--- TASK TO COMPLETE ---
Copy each line below exactly and leave the pictures out.

--- start of PROVIDED ENTRIES ---

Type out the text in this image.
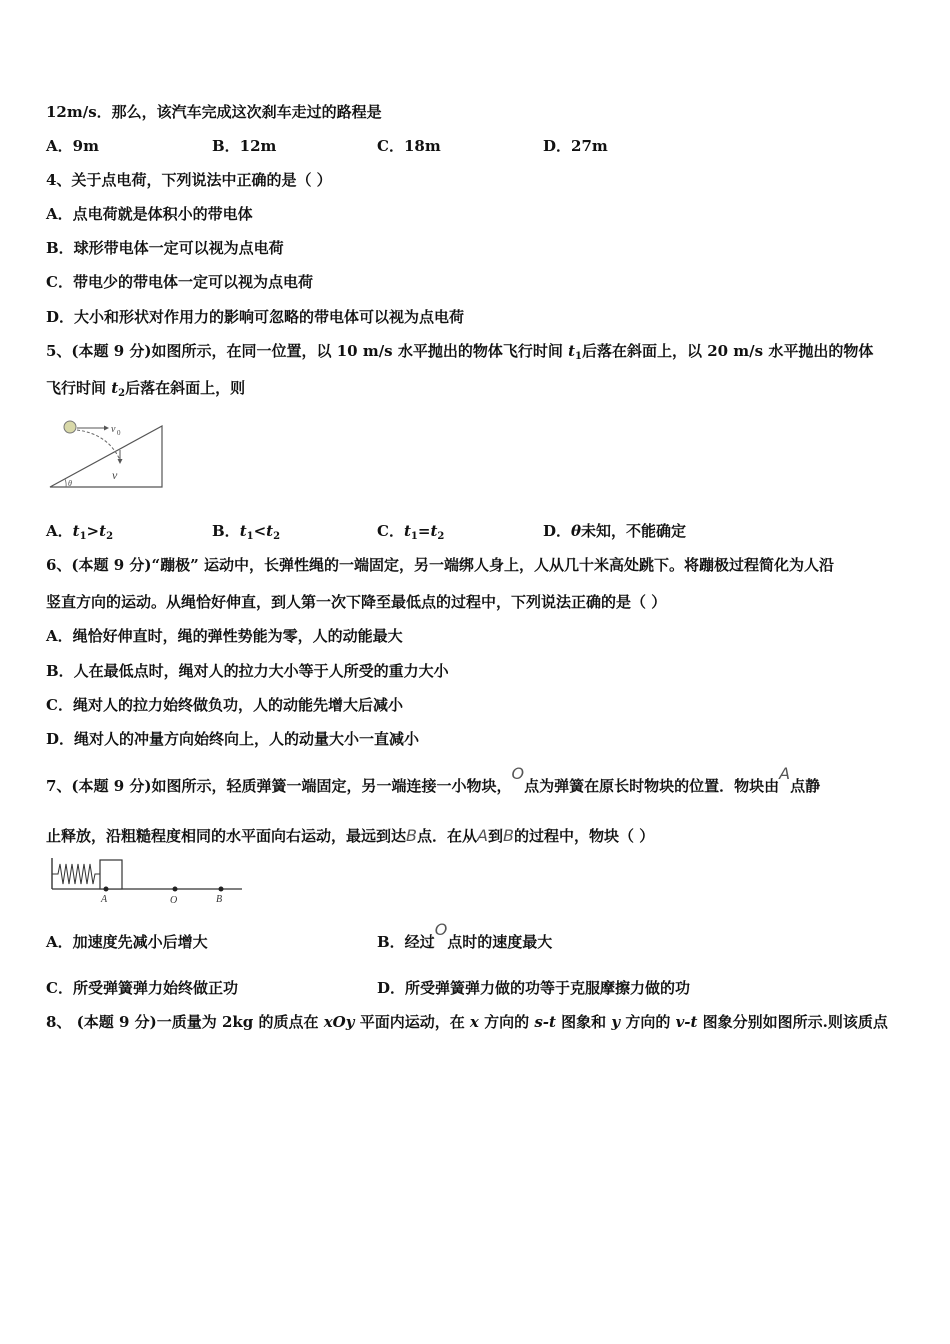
12m/s．那么，该汽车完成这次刹车走过的路程是
A．9m	B．12m	C．18m	D．27m
4、关于点电荷，下列说法中正确的是（ ）
A．点电荷就是体积小的带电体
B．球形带电体一定可以视为点电荷
C．带电少的带电体一定可以视为点电荷
D．大小和形状对作用力的影响可忽略的带电体可以视为点电荷
5、(本题 9 分)如图所示，在同一位置，以 10 m/s 水平抛出的物体飞行时间 $t_1$后落在斜面上，以 20 m/s 水平抛出的物体
飞行时间 $t_2$后落在斜面上，则
v 0
v
θ
A．$t_1>t_2$	B．$t_1<t_2$	C．$t_1=t_2$	D．θ未知，不能确定
6、(本题 9 分)“蹦极” 运动中，长弹性绳的一端固定，另一端绑人身上，人从几十米高处跳下。将蹦极过程简化为人沿
竖直方向的运动。从绳恰好伸直，到人第一次下降至最低点的过程中，下列说法正确的是（ ）
A．绳恰好伸直时，绳的弹性势能为零，人的动能最大
B．人在最低点时，绳对人的拉力大小等于人所受的重力大小
C．绳对人的拉力始终做负功，人的动能先增大后减小
D．绳对人的冲量方向始终向上，人的动量大小一直减小
7、(本题 9 分)如图所示，轻质弹簧一端固定，另一端连接一小物块，O点为弹簧在原长时物块的位置．物块由A点静
止释放，沿粗糙程度相同的水平面向右运动，最远到达B点．在从A到B的过程中，物块（ ）
A	O	B
A．加速度先减小后增大	B．经过O点时的速度最大
C．所受弹簧弹力始终做正功	D．所受弹簧弹力做的功等于克服摩擦力做的功
8、 (本题 9 分)一质量为 2kg 的质点在 xOy 平面内运动，在 x 方向的 s-t 图象和 y 方向的 v-t 图象分别如图所示.则该质点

--- end of PROVIDED ENTRIES ---

--- WRITTEN ANSWER ---
Type out the text in this image.
12m/s．那么，该汽车完成这次刹车走过的路程是
A．9m	B．12m	C．18m	D．27m
4、关于点电荷，下列说法中正确的是（ ）
A．点电荷就是体积小的带电体
B．球形带电体一定可以视为点电荷
C．带电少的带电体一定可以视为点电荷
D．大小和形状对作用力的影响可忽略的带电体可以视为点电荷
5、(本题 9 分)如图所示，在同一位置，以 10 m/s 水平抛出的物体飞行时间 $t_1$后落在斜面上，以 20 m/s 水平抛出的物体
飞行时间 $t_2$后落在斜面上，则
v 0
v
θ
A．$t_1>t_2$	B．$t_1<t_2$	C．$t_1=t_2$	D．θ未知，不能确定
6、(本题 9 分)“蹦极” 运动中，长弹性绳的一端固定，另一端绑人身上，人从几十米高处跳下。将蹦极过程简化为人沿
竖直方向的运动。从绳恰好伸直，到人第一次下降至最低点的过程中，下列说法正确的是（ ）
A．绳恰好伸直时，绳的弹性势能为零，人的动能最大
B．人在最低点时，绳对人的拉力大小等于人所受的重力大小
C．绳对人的拉力始终做负功，人的动能先增大后减小
D．绳对人的冲量方向始终向上，人的动量大小一直减小
7、(本题 9 分)如图所示，轻质弹簧一端固定，另一端连接一小物块，O点为弹簧在原长时物块的位置．物块由A点静
止释放，沿粗糙程度相同的水平面向右运动，最远到达B点．在从A到B的过程中，物块（ ）
A	O	B
A．加速度先减小后增大	B．经过O点时的速度最大
C．所受弹簧弹力始终做正功	D．所受弹簧弹力做的功等于克服摩擦力做的功
8、 (本题 9 分)一质量为 2kg 的质点在 xOy 平面内运动，在 x 方向的 s-t 图象和 y 方向的 v-t 图象分别如图所示.则该质点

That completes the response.